OBJECTIVE
Which lines hold the word "discipline"? Copy each of them from the material.

==============================

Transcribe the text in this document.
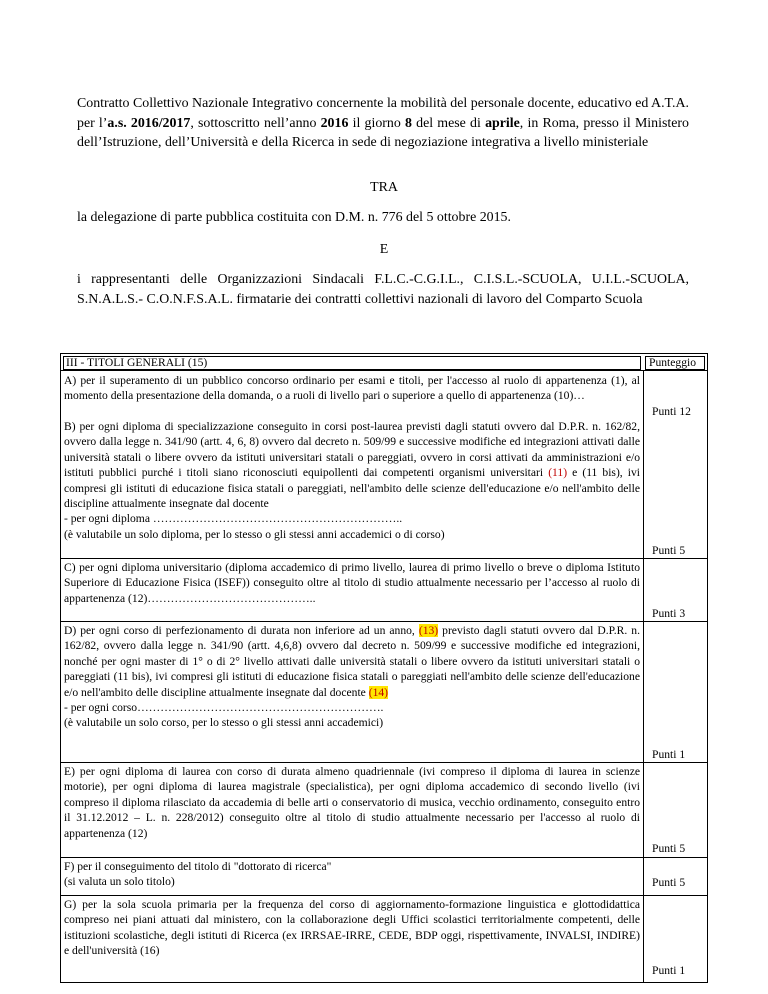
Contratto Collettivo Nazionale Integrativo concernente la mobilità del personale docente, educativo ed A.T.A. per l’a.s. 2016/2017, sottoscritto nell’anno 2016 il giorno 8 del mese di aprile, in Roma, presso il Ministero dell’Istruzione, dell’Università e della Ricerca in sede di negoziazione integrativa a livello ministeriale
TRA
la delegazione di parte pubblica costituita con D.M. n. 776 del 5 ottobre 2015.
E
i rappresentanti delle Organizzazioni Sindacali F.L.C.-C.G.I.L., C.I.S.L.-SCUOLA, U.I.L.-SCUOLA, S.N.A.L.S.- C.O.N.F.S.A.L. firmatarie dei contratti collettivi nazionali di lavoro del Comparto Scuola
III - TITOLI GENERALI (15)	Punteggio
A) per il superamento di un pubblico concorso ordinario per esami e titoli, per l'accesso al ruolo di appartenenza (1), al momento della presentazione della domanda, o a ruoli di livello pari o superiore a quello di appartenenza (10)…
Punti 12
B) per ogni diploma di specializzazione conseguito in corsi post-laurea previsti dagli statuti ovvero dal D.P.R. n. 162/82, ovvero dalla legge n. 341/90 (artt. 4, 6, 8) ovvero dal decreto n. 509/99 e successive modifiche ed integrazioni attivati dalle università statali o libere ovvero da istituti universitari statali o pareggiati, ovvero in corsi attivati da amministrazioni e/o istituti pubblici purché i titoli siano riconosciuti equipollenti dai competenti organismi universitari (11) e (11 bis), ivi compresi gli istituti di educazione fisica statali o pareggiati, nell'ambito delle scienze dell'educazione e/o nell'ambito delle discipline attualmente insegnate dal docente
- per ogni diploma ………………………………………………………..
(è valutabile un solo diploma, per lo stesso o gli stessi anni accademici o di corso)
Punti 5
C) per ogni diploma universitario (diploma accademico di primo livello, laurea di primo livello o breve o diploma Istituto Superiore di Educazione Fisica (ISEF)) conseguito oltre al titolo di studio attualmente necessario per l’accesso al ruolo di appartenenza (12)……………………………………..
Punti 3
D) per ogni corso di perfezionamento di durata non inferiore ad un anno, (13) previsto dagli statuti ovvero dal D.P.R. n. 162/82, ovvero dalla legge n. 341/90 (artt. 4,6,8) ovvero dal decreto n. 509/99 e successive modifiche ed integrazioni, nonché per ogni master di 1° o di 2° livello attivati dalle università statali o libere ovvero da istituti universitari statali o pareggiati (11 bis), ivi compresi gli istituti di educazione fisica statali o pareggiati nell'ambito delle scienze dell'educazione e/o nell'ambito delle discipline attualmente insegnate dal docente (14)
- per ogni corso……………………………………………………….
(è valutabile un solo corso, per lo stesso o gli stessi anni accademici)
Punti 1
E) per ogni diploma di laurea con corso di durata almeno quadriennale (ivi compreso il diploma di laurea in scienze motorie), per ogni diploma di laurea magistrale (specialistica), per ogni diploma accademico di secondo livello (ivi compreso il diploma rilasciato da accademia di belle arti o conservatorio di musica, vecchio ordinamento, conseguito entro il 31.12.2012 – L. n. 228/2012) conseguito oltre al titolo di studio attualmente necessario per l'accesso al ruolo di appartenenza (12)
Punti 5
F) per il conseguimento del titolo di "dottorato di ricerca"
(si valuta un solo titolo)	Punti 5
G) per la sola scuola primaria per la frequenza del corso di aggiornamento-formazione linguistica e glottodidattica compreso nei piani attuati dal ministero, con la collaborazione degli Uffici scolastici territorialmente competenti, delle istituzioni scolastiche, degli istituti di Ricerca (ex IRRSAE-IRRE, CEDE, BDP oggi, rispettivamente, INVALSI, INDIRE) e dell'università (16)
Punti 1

==============================

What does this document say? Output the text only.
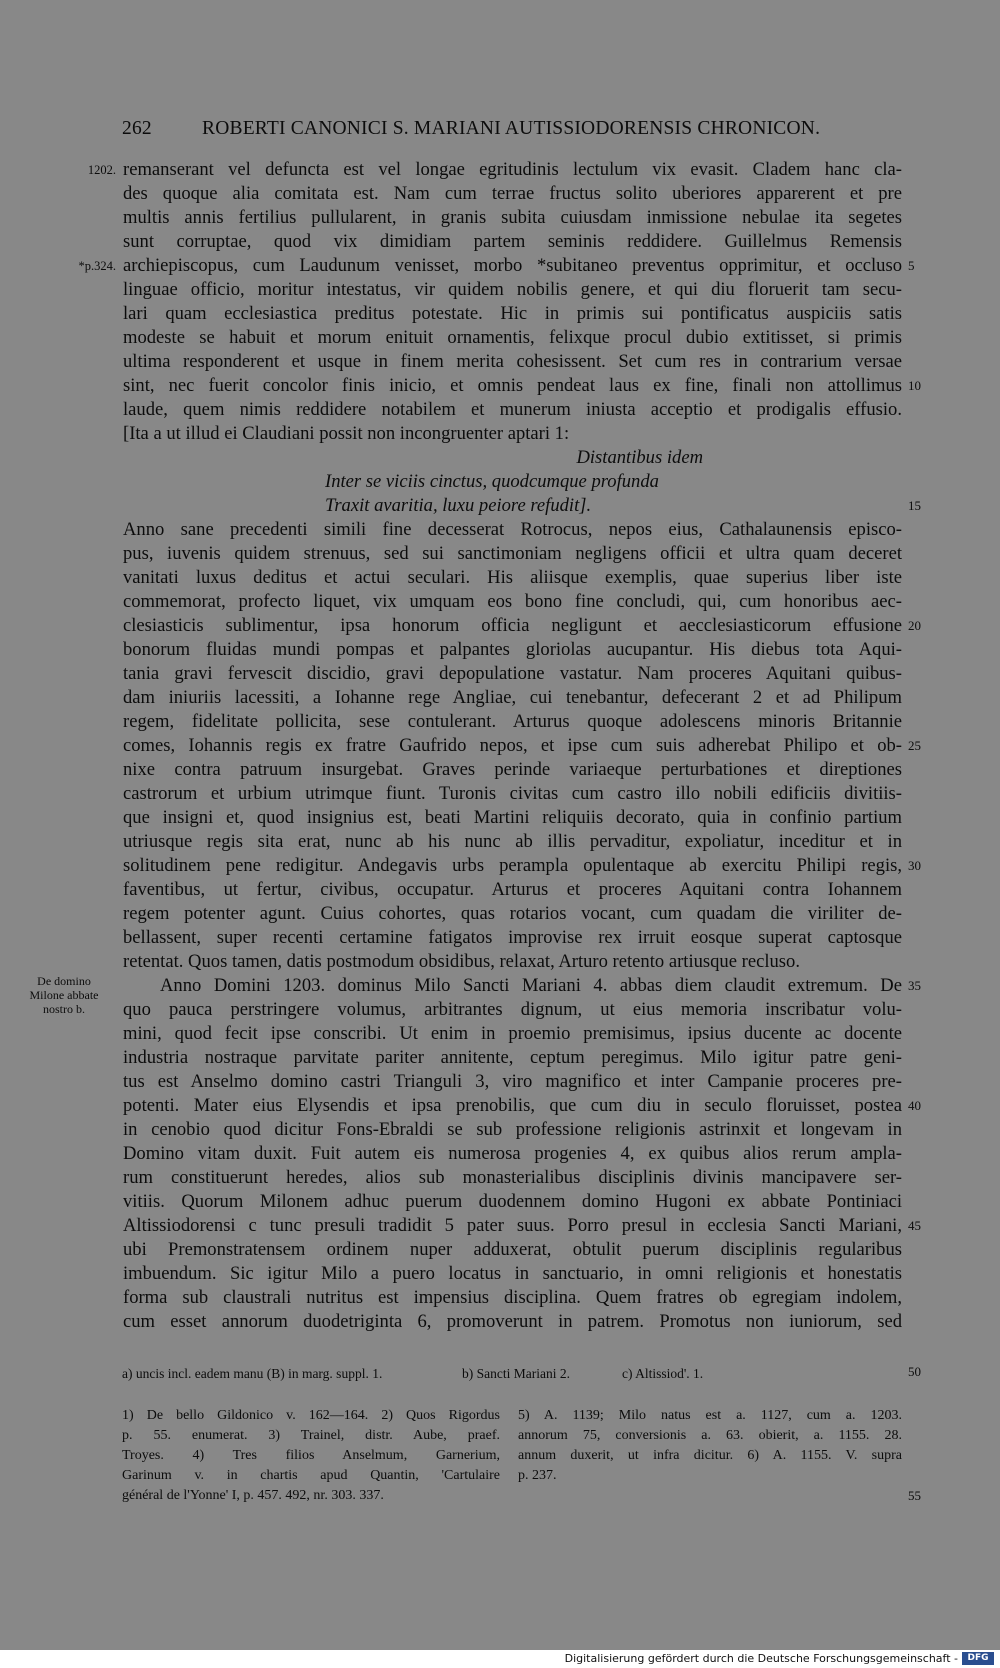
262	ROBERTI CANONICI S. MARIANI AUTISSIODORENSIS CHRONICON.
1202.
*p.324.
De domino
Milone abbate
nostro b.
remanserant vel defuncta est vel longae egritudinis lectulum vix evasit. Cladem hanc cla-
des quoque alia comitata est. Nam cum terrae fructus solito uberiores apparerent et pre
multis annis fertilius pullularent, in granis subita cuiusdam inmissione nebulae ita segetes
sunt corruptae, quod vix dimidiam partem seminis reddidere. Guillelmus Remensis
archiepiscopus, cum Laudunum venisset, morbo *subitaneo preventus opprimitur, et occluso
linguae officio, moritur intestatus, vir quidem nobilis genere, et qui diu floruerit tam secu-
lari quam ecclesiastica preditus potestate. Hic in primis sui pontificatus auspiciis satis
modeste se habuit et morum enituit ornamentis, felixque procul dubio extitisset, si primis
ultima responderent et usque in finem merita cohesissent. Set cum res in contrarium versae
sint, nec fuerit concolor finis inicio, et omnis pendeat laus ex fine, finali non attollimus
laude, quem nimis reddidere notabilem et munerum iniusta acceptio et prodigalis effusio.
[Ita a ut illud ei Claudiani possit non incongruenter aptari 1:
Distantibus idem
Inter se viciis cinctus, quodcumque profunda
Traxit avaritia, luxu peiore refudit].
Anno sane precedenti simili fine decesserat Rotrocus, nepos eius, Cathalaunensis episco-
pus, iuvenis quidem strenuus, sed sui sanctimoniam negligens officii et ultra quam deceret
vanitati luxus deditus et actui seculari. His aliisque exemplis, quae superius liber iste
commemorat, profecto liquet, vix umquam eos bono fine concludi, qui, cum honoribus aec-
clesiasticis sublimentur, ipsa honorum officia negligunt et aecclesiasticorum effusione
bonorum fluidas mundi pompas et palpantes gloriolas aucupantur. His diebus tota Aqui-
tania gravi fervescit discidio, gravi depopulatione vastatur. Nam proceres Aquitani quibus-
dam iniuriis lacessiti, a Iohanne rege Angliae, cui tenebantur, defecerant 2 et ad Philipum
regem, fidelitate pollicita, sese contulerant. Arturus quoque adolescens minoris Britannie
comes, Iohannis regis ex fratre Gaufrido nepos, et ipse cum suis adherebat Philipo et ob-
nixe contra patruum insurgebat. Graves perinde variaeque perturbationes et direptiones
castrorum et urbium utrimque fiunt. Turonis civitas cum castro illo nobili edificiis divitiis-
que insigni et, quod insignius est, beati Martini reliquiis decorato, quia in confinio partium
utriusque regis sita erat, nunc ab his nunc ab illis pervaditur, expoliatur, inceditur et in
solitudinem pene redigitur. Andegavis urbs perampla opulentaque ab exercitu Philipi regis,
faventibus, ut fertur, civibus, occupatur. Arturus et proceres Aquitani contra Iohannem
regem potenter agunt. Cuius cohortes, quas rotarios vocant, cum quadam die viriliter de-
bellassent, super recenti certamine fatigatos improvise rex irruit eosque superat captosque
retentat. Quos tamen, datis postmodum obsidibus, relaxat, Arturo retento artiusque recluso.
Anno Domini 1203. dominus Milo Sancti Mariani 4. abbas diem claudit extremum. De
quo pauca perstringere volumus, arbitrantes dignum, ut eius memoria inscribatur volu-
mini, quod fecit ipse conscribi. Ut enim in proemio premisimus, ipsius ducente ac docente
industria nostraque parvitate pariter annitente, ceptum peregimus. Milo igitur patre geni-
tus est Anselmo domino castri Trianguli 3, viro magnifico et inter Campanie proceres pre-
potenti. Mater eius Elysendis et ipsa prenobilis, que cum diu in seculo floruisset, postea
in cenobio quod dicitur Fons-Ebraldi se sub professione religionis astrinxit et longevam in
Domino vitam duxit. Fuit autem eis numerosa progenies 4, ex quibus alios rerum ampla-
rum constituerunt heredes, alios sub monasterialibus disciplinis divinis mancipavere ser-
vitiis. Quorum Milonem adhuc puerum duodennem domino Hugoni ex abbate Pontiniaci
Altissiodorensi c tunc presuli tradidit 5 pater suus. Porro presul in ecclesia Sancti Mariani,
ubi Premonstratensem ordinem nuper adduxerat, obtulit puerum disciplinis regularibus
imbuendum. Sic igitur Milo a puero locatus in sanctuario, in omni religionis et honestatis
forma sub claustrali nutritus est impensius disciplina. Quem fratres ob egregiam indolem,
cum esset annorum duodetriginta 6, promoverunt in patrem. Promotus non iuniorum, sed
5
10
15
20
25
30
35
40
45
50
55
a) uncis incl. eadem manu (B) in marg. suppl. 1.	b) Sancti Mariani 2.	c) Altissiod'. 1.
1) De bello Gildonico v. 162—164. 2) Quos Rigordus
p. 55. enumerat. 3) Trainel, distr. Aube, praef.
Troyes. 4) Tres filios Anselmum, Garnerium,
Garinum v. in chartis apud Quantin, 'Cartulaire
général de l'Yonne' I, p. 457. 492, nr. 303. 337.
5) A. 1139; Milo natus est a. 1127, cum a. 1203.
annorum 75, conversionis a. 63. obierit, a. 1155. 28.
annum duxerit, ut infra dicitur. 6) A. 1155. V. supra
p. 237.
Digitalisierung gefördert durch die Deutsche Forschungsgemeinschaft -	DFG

==============================

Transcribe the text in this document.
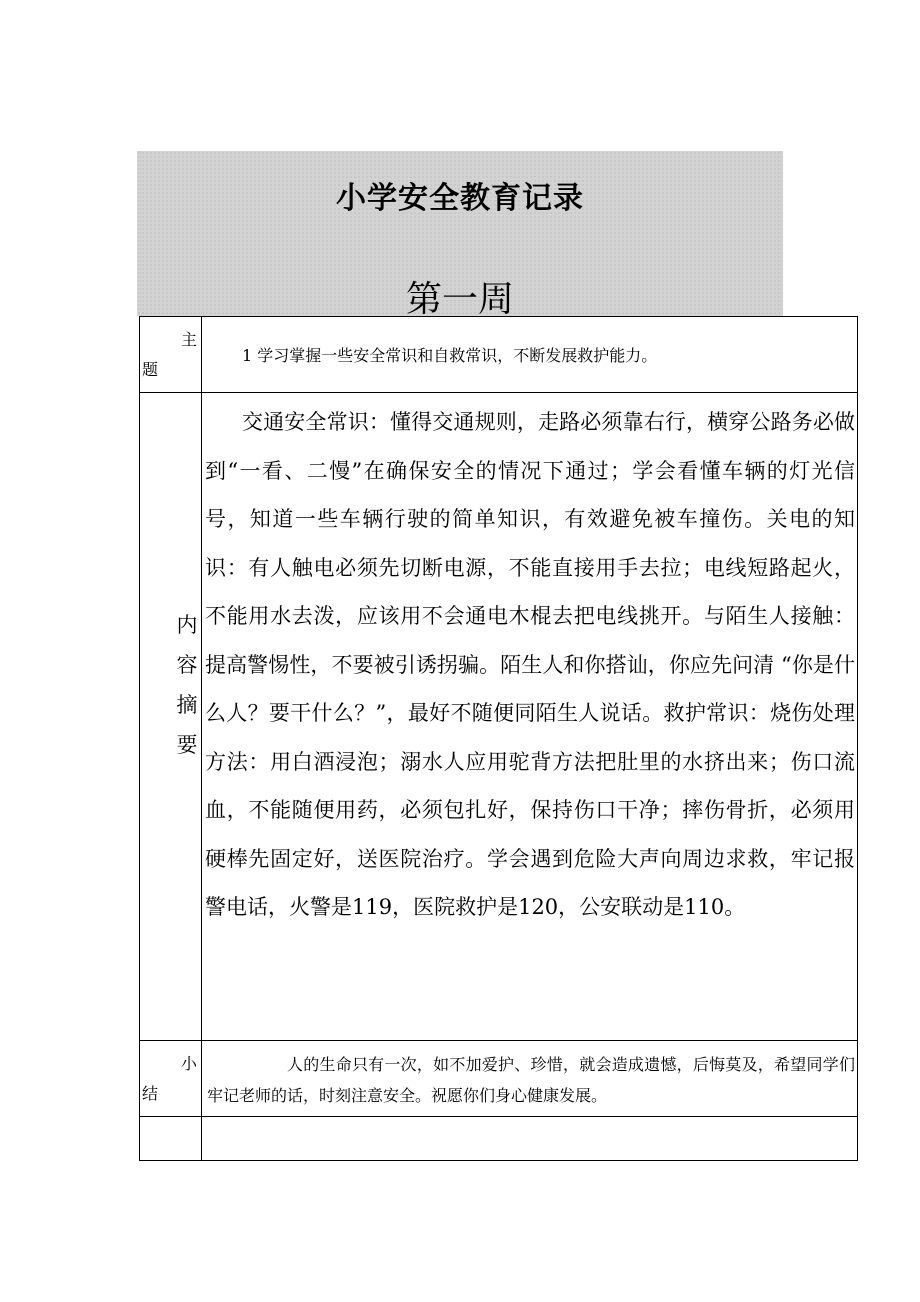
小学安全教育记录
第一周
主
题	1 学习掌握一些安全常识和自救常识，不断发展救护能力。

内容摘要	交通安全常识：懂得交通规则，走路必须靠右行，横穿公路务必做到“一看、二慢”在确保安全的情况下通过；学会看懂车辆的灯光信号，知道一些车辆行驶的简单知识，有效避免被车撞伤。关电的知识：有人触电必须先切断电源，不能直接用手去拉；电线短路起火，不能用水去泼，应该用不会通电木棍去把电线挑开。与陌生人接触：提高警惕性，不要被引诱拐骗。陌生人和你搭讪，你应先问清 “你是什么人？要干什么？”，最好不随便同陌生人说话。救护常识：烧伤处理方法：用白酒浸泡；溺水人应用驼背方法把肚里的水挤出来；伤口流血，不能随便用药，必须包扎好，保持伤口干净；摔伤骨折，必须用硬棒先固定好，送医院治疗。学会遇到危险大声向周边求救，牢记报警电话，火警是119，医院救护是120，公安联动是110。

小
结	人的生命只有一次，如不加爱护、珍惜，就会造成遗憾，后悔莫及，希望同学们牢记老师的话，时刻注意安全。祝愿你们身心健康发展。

==============================

EXERCISE OUTPUT
B) per ogni diploma di specializzazione conseguito in corsi post-laurea previsti dagli statuti ovvero dal D.P.R. n. 162/82, ovvero dalla legge n. 341/90 (artt. 4, 6, 8) ovvero dal decreto n. 509/99 e successive modifiche ed integrazioni attivati dalle università statali o libere ovvero da istituti universitari statali o pareggiati, ovvero in corsi attivati da amministrazioni e/o istituti pubblici purché i titoli siano riconosciuti equipollenti dai competenti organismi universitari (11) e (11 bis), ivi compresi gli istituti di educazione fisica statali o pareggiati, nell'ambito delle scienze dell'educazione e/o nell'ambito delle discipline attualmente insegnate dal docente
D) per ogni corso di perfezionamento di durata non inferiore ad un anno, (13) previsto dagli statuti ovvero dal D.P.R. n. 162/82, ovvero dalla legge n. 341/90 (artt. 4,6,8) ovvero dal decreto n. 509/99 e successive modifiche ed integrazioni, nonché per ogni master di 1° o di 2° livello attivati dalle università statali o libere ovvero da istituti universitari statali o pareggiati (11 bis), ivi compresi gli istituti di educazione fisica statali o pareggiati nell'ambito delle scienze dell'educazione e/o nell'ambito delle discipline attualmente insegnate dal docente (14)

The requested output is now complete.